● Exercise brief:
Which lines contain the word "icon"? Return each of them as written.

## start Given data

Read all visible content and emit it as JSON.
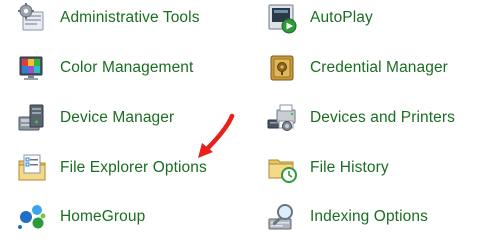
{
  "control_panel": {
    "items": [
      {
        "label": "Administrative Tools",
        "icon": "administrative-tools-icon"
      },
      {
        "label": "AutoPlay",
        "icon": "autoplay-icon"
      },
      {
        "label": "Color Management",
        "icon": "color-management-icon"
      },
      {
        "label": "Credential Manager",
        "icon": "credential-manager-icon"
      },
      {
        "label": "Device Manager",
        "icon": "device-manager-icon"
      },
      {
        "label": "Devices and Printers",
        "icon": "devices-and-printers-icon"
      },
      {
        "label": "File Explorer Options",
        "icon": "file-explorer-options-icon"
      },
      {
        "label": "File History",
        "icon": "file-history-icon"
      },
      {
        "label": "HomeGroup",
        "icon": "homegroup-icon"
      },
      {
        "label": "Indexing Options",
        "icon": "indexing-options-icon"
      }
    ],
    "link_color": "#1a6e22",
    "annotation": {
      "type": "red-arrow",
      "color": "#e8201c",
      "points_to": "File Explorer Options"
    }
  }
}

## end Given data

● Solution to this problem:
        "icon": "administrative-tools-icon"
        "icon": "autoplay-icon"
        "icon": "color-management-icon"
        "icon": "credential-manager-icon"
        "icon": "device-manager-icon"
        "icon": "devices-and-printers-icon"
        "icon": "file-explorer-options-icon"
        "icon": "file-history-icon"
        "icon": "homegroup-icon"
        "icon": "indexing-options-icon"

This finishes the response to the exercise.